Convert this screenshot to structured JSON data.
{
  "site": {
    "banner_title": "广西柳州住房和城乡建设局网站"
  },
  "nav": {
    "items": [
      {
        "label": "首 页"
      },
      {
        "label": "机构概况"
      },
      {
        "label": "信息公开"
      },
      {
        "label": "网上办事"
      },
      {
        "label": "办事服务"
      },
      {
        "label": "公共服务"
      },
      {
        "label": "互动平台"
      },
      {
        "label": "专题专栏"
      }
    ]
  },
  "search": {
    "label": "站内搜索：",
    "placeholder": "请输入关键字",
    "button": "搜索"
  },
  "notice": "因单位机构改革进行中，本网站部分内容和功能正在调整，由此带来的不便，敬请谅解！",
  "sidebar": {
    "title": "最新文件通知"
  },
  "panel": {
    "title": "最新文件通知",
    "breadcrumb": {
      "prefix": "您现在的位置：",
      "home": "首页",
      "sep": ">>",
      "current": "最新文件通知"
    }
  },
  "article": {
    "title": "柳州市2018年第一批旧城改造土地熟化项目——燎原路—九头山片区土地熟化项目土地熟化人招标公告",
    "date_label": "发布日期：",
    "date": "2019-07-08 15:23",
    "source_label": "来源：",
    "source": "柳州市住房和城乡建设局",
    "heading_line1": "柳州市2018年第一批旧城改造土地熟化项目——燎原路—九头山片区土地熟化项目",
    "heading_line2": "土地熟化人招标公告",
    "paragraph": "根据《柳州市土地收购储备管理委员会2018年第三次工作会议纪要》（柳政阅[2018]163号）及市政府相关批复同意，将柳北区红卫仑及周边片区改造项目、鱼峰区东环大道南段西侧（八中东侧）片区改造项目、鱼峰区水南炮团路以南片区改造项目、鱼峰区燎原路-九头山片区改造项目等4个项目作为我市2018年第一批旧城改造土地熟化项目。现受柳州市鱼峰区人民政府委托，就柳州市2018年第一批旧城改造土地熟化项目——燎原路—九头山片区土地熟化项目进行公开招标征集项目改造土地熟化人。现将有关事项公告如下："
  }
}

....

### Task brief:
Exactly as written, please output every entry.

### Answer to this problem:
Convert this screenshot to structured JSON data.
{
  "site": {
    "banner_title": "广西柳州住房和城乡建设局网站"
  },
  "nav": {
    "items": [
      {
        "label": "首 页"
      },
      {
        "label": "机构概况"
      },
      {
        "label": "信息公开"
      },
      {
        "label": "网上办事"
      },
      {
        "label": "办事服务"
      },
      {
        "label": "公共服务"
      },
      {
        "label": "互动平台"
      },
      {
        "label": "专题专栏"
      }
    ]
  },
  "search": {
    "label": "站内搜索：",
    "placeholder": "请输入关键字",
    "button": "搜索"
  },
  "notice": "因单位机构改革进行中，本网站部分内容和功能正在调整，由此带来的不便，敬请谅解！",
  "sidebar": {
    "title": "最新文件通知"
  },
  "panel": {
    "title": "最新文件通知",
    "breadcrumb": {
      "prefix": "您现在的位置：",
      "home": "首页",
      "sep": ">>",
      "current": "最新文件通知"
    }
  },
  "article": {
    "title": "柳州市2018年第一批旧城改造土地熟化项目——燎原路—九头山片区土地熟化项目土地熟化人招标公告",
    "date_label": "发布日期：",
    "date": "2019-07-08 15:23",
    "source_label": "来源：",
    "source": "柳州市住房和城乡建设局",
    "heading_line1": "柳州市2018年第一批旧城改造土地熟化项目——燎原路—九头山片区土地熟化项目",
    "heading_line2": "土地熟化人招标公告",
    "paragraph": "根据《柳州市土地收购储备管理委员会2018年第三次工作会议纪要》（柳政阅[2018]163号）及市政府相关批复同意，将柳北区红卫仑及周边片区改造项目、鱼峰区东环大道南段西侧（八中东侧）片区改造项目、鱼峰区水南炮团路以南片区改造项目、鱼峰区燎原路-九头山片区改造项目等4个项目作为我市2018年第一批旧城改造土地熟化项目。现受柳州市鱼峰区人民政府委托，就柳州市2018年第一批旧城改造土地熟化项目——燎原路—九头山片区土地熟化项目进行公开招标征集项目改造土地熟化人。现将有关事项公告如下："
  }
}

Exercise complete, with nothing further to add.